[Figure dataset records]

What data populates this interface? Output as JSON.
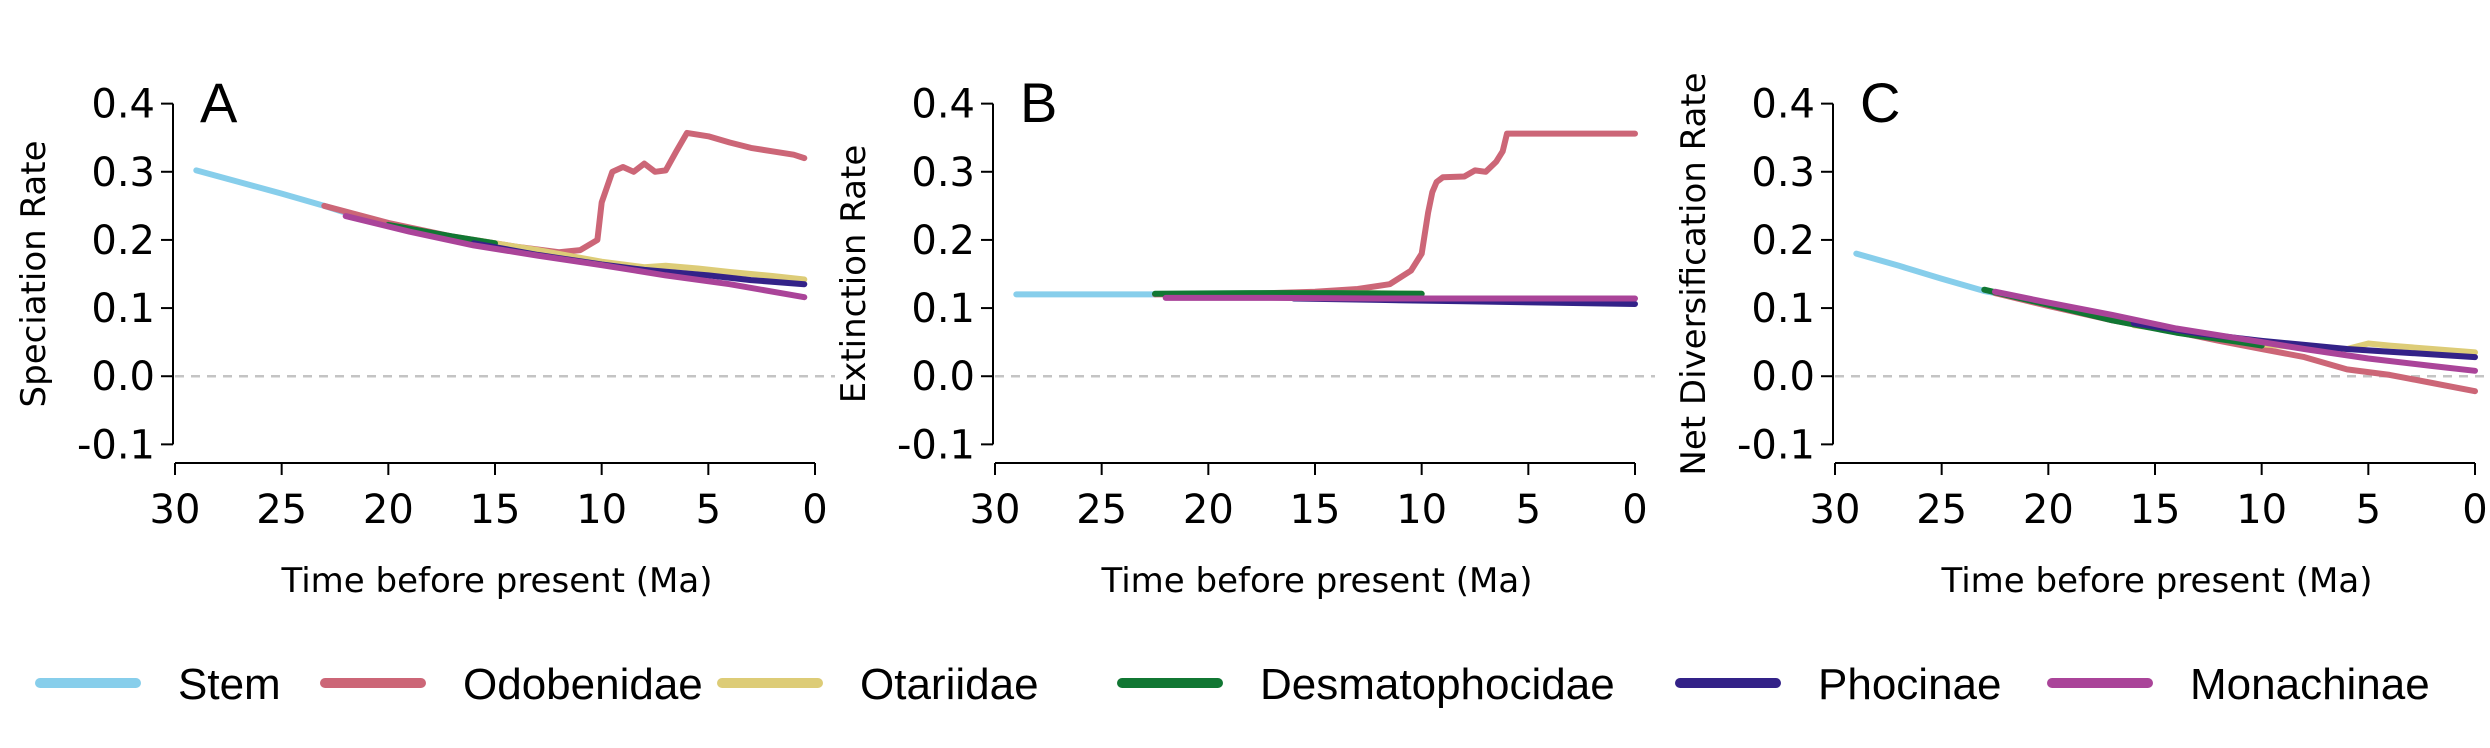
{
  "chart_data": [
    {
      "type": "line",
      "panel_label": "A",
      "ylabel": "Speciation Rate",
      "xlabel": "Time before present (Ma)",
      "xlim": [
        30,
        0
      ],
      "ylim": [
        -0.12,
        0.42
      ],
      "xticks": [
        30,
        25,
        20,
        15,
        10,
        5,
        0
      ],
      "yticks": [
        "0.4",
        "0.3",
        "0.2",
        "0.1",
        "0.0",
        "-0.1"
      ],
      "reference_line": 0,
      "series": [
        {
          "name": "Stem",
          "points": [
            [
              29,
              0.302
            ],
            [
              27,
              0.285
            ],
            [
              25,
              0.268
            ],
            [
              23,
              0.25
            ],
            [
              21.5,
              0.235
            ],
            [
              20,
              0.222
            ]
          ]
        },
        {
          "name": "Odobenidae",
          "points": [
            [
              23,
              0.25
            ],
            [
              20,
              0.225
            ],
            [
              17,
              0.205
            ],
            [
              14,
              0.19
            ],
            [
              12,
              0.182
            ],
            [
              11,
              0.185
            ],
            [
              10.2,
              0.2
            ],
            [
              10,
              0.255
            ],
            [
              9.5,
              0.3
            ],
            [
              9,
              0.307
            ],
            [
              8.5,
              0.3
            ],
            [
              8,
              0.312
            ],
            [
              7.5,
              0.3
            ],
            [
              7,
              0.302
            ],
            [
              6.5,
              0.33
            ],
            [
              6,
              0.357
            ],
            [
              5,
              0.352
            ],
            [
              4,
              0.343
            ],
            [
              3,
              0.335
            ],
            [
              2,
              0.33
            ],
            [
              1,
              0.325
            ],
            [
              0.5,
              0.32
            ]
          ]
        },
        {
          "name": "Otariidae",
          "points": [
            [
              16,
              0.2
            ],
            [
              13,
              0.185
            ],
            [
              10,
              0.168
            ],
            [
              8,
              0.16
            ],
            [
              7,
              0.162
            ],
            [
              5.5,
              0.158
            ],
            [
              4,
              0.153
            ],
            [
              2,
              0.147
            ],
            [
              0.5,
              0.142
            ]
          ]
        },
        {
          "name": "Desmatophocidae",
          "points": [
            [
              20,
              0.222
            ],
            [
              17,
              0.205
            ],
            [
              15,
              0.195
            ]
          ]
        },
        {
          "name": "Phocinae",
          "points": [
            [
              16,
              0.195
            ],
            [
              13,
              0.178
            ],
            [
              10,
              0.164
            ],
            [
              8,
              0.156
            ],
            [
              5,
              0.148
            ],
            [
              3,
              0.141
            ],
            [
              0.5,
              0.135
            ]
          ]
        },
        {
          "name": "Monachinae",
          "points": [
            [
              22,
              0.235
            ],
            [
              19,
              0.212
            ],
            [
              16,
              0.192
            ],
            [
              13,
              0.177
            ],
            [
              10,
              0.163
            ],
            [
              7,
              0.148
            ],
            [
              4,
              0.135
            ],
            [
              0.5,
              0.116
            ]
          ]
        }
      ]
    },
    {
      "type": "line",
      "panel_label": "B",
      "ylabel": "Extinction Rate",
      "xlabel": "Time before present (Ma)",
      "xlim": [
        30,
        0
      ],
      "ylim": [
        -0.12,
        0.42
      ],
      "xticks": [
        30,
        25,
        20,
        15,
        10,
        5,
        0
      ],
      "yticks": [
        "0.4",
        "0.3",
        "0.2",
        "0.1",
        "0.0",
        "-0.1"
      ],
      "reference_line": 0,
      "series": [
        {
          "name": "Stem",
          "points": [
            [
              29,
              0.12
            ],
            [
              25,
              0.12
            ],
            [
              22.5,
              0.12
            ]
          ]
        },
        {
          "name": "Odobenidae",
          "points": [
            [
              22.5,
              0.12
            ],
            [
              18,
              0.121
            ],
            [
              15,
              0.124
            ],
            [
              13,
              0.128
            ],
            [
              11.5,
              0.135
            ],
            [
              10.5,
              0.155
            ],
            [
              10,
              0.18
            ],
            [
              9.7,
              0.24
            ],
            [
              9.5,
              0.27
            ],
            [
              9.3,
              0.285
            ],
            [
              9,
              0.292
            ],
            [
              8,
              0.293
            ],
            [
              7.5,
              0.302
            ],
            [
              7,
              0.3
            ],
            [
              6.5,
              0.315
            ],
            [
              6.2,
              0.33
            ],
            [
              6,
              0.356
            ],
            [
              4,
              0.356
            ],
            [
              2,
              0.356
            ],
            [
              0,
              0.356
            ]
          ]
        },
        {
          "name": "Otariidae",
          "points": [
            [
              16,
              0.122
            ],
            [
              13,
              0.122
            ],
            [
              10,
              0.121
            ]
          ]
        },
        {
          "name": "Desmatophocidae",
          "points": [
            [
              22.5,
              0.121
            ],
            [
              18,
              0.122
            ],
            [
              14,
              0.122
            ],
            [
              10,
              0.121
            ]
          ]
        },
        {
          "name": "Phocinae",
          "points": [
            [
              16,
              0.114
            ],
            [
              12,
              0.112
            ],
            [
              8,
              0.11
            ],
            [
              4,
              0.108
            ],
            [
              0,
              0.106
            ]
          ]
        },
        {
          "name": "Monachinae",
          "points": [
            [
              22,
              0.115
            ],
            [
              17,
              0.115
            ],
            [
              12,
              0.114
            ],
            [
              8,
              0.114
            ],
            [
              4,
              0.114
            ],
            [
              0,
              0.114
            ]
          ]
        }
      ]
    },
    {
      "type": "line",
      "panel_label": "C",
      "ylabel": "Net Diversification Rate",
      "xlabel": "Time before present (Ma)",
      "xlim": [
        30,
        0
      ],
      "ylim": [
        -0.12,
        0.42
      ],
      "xticks": [
        30,
        25,
        20,
        15,
        10,
        5,
        0
      ],
      "yticks": [
        "0.4",
        "0.3",
        "0.2",
        "0.1",
        "0.0",
        "-0.1"
      ],
      "reference_line": 0,
      "series": [
        {
          "name": "Stem",
          "points": [
            [
              29,
              0.18
            ],
            [
              27,
              0.162
            ],
            [
              25,
              0.143
            ],
            [
              23,
              0.125
            ],
            [
              22.5,
              0.122
            ]
          ]
        },
        {
          "name": "Odobenidae",
          "points": [
            [
              22.5,
              0.122
            ],
            [
              20,
              0.103
            ],
            [
              17,
              0.082
            ],
            [
              14,
              0.065
            ],
            [
              12,
              0.052
            ],
            [
              10,
              0.04
            ],
            [
              8,
              0.028
            ],
            [
              6,
              0.01
            ],
            [
              4,
              0.002
            ],
            [
              2,
              -0.01
            ],
            [
              0,
              -0.022
            ]
          ]
        },
        {
          "name": "Otariidae",
          "points": [
            [
              16,
              0.075
            ],
            [
              13,
              0.062
            ],
            [
              10,
              0.047
            ],
            [
              8,
              0.042
            ],
            [
              6,
              0.04
            ],
            [
              5,
              0.048
            ],
            [
              4,
              0.045
            ],
            [
              2,
              0.04
            ],
            [
              0,
              0.035
            ]
          ]
        },
        {
          "name": "Desmatophocidae",
          "points": [
            [
              23,
              0.127
            ],
            [
              20,
              0.105
            ],
            [
              17,
              0.082
            ],
            [
              14,
              0.064
            ],
            [
              11,
              0.05
            ],
            [
              10,
              0.045
            ]
          ]
        },
        {
          "name": "Phocinae",
          "points": [
            [
              16,
              0.078
            ],
            [
              13,
              0.063
            ],
            [
              10,
              0.052
            ],
            [
              8,
              0.046
            ],
            [
              6,
              0.04
            ],
            [
              4,
              0.036
            ],
            [
              2,
              0.032
            ],
            [
              0,
              0.028
            ]
          ]
        },
        {
          "name": "Monachinae",
          "points": [
            [
              22.5,
              0.124
            ],
            [
              20,
              0.108
            ],
            [
              17,
              0.09
            ],
            [
              14,
              0.07
            ],
            [
              11,
              0.055
            ],
            [
              8,
              0.04
            ],
            [
              5,
              0.026
            ],
            [
              2,
              0.015
            ],
            [
              0,
              0.008
            ]
          ]
        }
      ]
    }
  ],
  "legend": [
    {
      "name": "Stem",
      "color": "#87ceeb"
    },
    {
      "name": "Odobenidae",
      "color": "#cc6677"
    },
    {
      "name": "Otariidae",
      "color": "#ddcc77"
    },
    {
      "name": "Desmatophocidae",
      "color": "#117733"
    },
    {
      "name": "Phocinae",
      "color": "#332288"
    },
    {
      "name": "Monachinae",
      "color": "#aa4499"
    }
  ]
}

Work to do
Filter the entries above down to the lines containing the word "ylabel".

Output below
      "ylabel": "Speciation Rate",
      "ylabel": "Extinction Rate",
      "ylabel": "Net Diversification Rate",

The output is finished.